=== Exercise directions ===
Reproduce every entry below verbatim, line for line, with no changes.

=== Data provided ===
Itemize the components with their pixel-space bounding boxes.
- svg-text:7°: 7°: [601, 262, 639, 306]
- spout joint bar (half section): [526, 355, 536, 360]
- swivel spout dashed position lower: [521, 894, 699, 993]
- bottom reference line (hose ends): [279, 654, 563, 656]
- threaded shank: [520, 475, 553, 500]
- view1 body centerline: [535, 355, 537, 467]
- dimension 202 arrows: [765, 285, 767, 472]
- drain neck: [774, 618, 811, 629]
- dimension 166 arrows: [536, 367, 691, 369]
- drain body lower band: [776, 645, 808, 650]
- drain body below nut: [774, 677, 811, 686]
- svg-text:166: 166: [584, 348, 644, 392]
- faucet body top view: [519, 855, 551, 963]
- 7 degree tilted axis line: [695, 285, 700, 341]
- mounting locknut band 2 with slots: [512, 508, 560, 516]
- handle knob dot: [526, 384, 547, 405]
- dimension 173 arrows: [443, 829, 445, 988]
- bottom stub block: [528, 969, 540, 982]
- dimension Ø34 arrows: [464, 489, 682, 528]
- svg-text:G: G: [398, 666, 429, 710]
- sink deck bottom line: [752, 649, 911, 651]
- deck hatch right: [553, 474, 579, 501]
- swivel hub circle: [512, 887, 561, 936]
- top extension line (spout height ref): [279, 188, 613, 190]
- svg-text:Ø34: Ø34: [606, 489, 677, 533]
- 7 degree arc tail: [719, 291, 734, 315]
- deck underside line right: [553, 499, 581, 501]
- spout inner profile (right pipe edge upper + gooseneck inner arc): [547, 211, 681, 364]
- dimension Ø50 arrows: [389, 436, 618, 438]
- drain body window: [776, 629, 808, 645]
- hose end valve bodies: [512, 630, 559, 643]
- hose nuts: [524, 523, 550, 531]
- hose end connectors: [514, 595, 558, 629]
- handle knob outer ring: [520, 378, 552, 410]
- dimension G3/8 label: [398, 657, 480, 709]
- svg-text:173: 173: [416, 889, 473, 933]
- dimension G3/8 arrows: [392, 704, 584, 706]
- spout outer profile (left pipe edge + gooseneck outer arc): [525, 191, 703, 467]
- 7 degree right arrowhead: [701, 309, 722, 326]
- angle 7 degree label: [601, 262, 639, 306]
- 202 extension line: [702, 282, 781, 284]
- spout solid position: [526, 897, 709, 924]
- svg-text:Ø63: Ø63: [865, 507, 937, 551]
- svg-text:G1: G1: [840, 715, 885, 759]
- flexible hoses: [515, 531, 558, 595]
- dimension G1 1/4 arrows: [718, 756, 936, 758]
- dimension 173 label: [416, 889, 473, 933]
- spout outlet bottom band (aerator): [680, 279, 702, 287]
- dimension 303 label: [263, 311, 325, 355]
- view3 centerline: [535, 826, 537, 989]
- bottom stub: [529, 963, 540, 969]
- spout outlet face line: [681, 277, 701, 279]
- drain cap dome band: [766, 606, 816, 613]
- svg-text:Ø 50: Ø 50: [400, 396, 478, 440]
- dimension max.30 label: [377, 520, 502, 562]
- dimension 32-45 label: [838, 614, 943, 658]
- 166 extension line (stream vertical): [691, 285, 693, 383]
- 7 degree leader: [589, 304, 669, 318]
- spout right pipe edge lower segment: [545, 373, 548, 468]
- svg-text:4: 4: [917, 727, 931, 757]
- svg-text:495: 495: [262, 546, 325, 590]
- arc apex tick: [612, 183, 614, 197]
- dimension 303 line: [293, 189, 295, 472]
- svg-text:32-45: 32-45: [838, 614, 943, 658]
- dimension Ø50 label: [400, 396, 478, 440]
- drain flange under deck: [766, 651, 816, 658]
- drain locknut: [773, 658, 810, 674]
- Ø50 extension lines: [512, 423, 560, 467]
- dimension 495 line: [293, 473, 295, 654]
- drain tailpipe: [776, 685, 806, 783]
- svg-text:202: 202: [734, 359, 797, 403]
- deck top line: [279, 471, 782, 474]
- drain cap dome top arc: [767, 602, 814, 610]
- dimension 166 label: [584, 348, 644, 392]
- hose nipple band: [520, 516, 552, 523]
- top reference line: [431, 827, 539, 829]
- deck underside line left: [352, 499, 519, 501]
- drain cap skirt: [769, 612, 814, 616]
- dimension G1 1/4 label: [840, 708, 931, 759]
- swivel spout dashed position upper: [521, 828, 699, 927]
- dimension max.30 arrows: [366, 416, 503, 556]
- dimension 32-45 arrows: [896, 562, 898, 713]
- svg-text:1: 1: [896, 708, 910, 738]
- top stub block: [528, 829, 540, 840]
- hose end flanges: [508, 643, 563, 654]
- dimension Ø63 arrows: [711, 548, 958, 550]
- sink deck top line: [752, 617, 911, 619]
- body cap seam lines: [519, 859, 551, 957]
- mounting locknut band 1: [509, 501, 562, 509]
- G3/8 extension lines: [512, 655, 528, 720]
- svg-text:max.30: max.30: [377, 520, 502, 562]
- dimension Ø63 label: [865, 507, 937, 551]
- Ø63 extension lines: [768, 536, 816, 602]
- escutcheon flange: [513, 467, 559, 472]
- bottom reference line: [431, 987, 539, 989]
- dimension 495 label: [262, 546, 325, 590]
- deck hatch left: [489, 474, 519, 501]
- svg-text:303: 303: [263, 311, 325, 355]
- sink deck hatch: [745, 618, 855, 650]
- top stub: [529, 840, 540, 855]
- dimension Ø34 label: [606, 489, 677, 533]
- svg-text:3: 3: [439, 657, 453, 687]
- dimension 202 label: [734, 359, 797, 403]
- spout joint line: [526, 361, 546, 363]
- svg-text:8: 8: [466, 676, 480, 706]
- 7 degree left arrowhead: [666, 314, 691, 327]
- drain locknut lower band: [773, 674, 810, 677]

=== Response for this exercise ===
Itemize the components with their pixel-space bounding boxes.
- svg-text:7°: 7°: [601, 262, 639, 306]
- spout joint bar (half section): [526, 355, 536, 360]
- swivel spout dashed position lower: [521, 894, 699, 993]
- bottom reference line (hose ends): [279, 654, 563, 656]
- threaded shank: [520, 475, 553, 500]
- view1 body centerline: [535, 355, 537, 467]
- dimension 202 arrows: [765, 285, 767, 472]
- drain neck: [774, 618, 811, 629]
- dimension 166 arrows: [536, 367, 691, 369]
- drain body lower band: [776, 645, 808, 650]
- drain body below nut: [774, 677, 811, 686]
- svg-text:166: 166: [584, 348, 644, 392]
- faucet body top view: [519, 855, 551, 963]
- 7 degree tilted axis line: [695, 285, 700, 341]
- mounting locknut band 2 with slots: [512, 508, 560, 516]
- handle knob dot: [526, 384, 547, 405]
- dimension 173 arrows: [443, 829, 445, 988]
- bottom stub block: [528, 969, 540, 982]
- dimension Ø34 arrows: [464, 489, 682, 528]
- svg-text:G: G: [398, 666, 429, 710]
- sink deck bottom line: [752, 649, 911, 651]
- deck hatch right: [553, 474, 579, 501]
- swivel hub circle: [512, 887, 561, 936]
- top extension line (spout height ref): [279, 188, 613, 190]
- svg-text:Ø34: Ø34: [606, 489, 677, 533]
- 7 degree arc tail: [719, 291, 734, 315]
- deck underside line right: [553, 499, 581, 501]
- spout inner profile (right pipe edge upper + gooseneck inner arc): [547, 211, 681, 364]
- dimension Ø50 arrows: [389, 436, 618, 438]
- drain body window: [776, 629, 808, 645]
- hose end valve bodies: [512, 630, 559, 643]
- hose nuts: [524, 523, 550, 531]
- hose end connectors: [514, 595, 558, 629]
- handle knob outer ring: [520, 378, 552, 410]
- dimension G3/8 label: [398, 657, 480, 709]
- svg-text:173: 173: [416, 889, 473, 933]
- dimension G3/8 arrows: [392, 704, 584, 706]
- spout outer profile (left pipe edge + gooseneck outer arc): [525, 191, 703, 467]
- 7 degree right arrowhead: [701, 309, 722, 326]
- angle 7 degree label: [601, 262, 639, 306]
- 202 extension line: [702, 282, 781, 284]
- spout solid position: [526, 897, 709, 924]
- svg-text:Ø63: Ø63: [865, 507, 937, 551]
- svg-text:G1: G1: [840, 715, 885, 759]
- flexible hoses: [515, 531, 558, 595]
- dimension G1 1/4 arrows: [718, 756, 936, 758]
- dimension 173 label: [416, 889, 473, 933]
- spout outlet bottom band (aerator): [680, 279, 702, 287]
- dimension 303 label: [263, 311, 325, 355]
- view3 centerline: [535, 826, 537, 989]
- bottom stub: [529, 963, 540, 969]
- spout outlet face line: [681, 277, 701, 279]
- drain cap dome band: [766, 606, 816, 613]
- svg-text:Ø 50: Ø 50: [400, 396, 478, 440]
- dimension max.30 label: [377, 520, 502, 562]
- dimension 32-45 label: [838, 614, 943, 658]
- 166 extension line (stream vertical): [691, 285, 693, 383]
- 7 degree leader: [589, 304, 669, 318]
- spout right pipe edge lower segment: [545, 373, 548, 468]
- svg-text:4: 4: [917, 727, 931, 757]
- svg-text:495: 495: [262, 546, 325, 590]
- arc apex tick: [612, 183, 614, 197]
- dimension 303 line: [293, 189, 295, 472]
- svg-text:32-45: 32-45: [838, 614, 943, 658]
- dimension Ø50 label: [400, 396, 478, 440]
- drain flange under deck: [766, 651, 816, 658]
- drain locknut: [773, 658, 810, 674]
- Ø50 extension lines: [512, 423, 560, 467]
- dimension 495 line: [293, 473, 295, 654]
- drain tailpipe: [776, 685, 806, 783]
- svg-text:202: 202: [734, 359, 797, 403]
- deck top line: [279, 471, 782, 474]
- drain cap dome top arc: [767, 602, 814, 610]
- dimension 166 label: [584, 348, 644, 392]
- hose nipple band: [520, 516, 552, 523]
- top reference line: [431, 827, 539, 829]
- deck underside line left: [352, 499, 519, 501]
- drain cap skirt: [769, 612, 814, 616]
- dimension G1 1/4 label: [840, 708, 931, 759]
- swivel spout dashed position upper: [521, 828, 699, 927]
- dimension max.30 arrows: [366, 416, 503, 556]
- dimension 32-45 arrows: [896, 562, 898, 713]
- svg-text:1: 1: [896, 708, 910, 738]
- top stub block: [528, 829, 540, 840]
- hose end flanges: [508, 643, 563, 654]
- dimension Ø63 arrows: [711, 548, 958, 550]
- sink deck top line: [752, 617, 911, 619]
- body cap seam lines: [519, 859, 551, 957]
- mounting locknut band 1: [509, 501, 562, 509]
- G3/8 extension lines: [512, 655, 528, 720]
- svg-text:max.30: max.30: [377, 520, 502, 562]
- dimension Ø63 label: [865, 507, 937, 551]
- Ø63 extension lines: [768, 536, 816, 602]
- escutcheon flange: [513, 467, 559, 472]
- bottom reference line: [431, 987, 539, 989]
- dimension 495 label: [262, 546, 325, 590]
- deck hatch left: [489, 474, 519, 501]
- svg-text:303: 303: [263, 311, 325, 355]
- sink deck hatch: [745, 618, 855, 650]
- top stub: [529, 840, 540, 855]
- dimension Ø34 label: [606, 489, 677, 533]
- svg-text:3: 3: [439, 657, 453, 687]
- dimension 202 label: [734, 359, 797, 403]
- spout joint line: [526, 361, 546, 363]
- svg-text:8: 8: [466, 676, 480, 706]
- 7 degree left arrowhead: [666, 314, 691, 327]
- drain locknut lower band: [773, 674, 810, 677]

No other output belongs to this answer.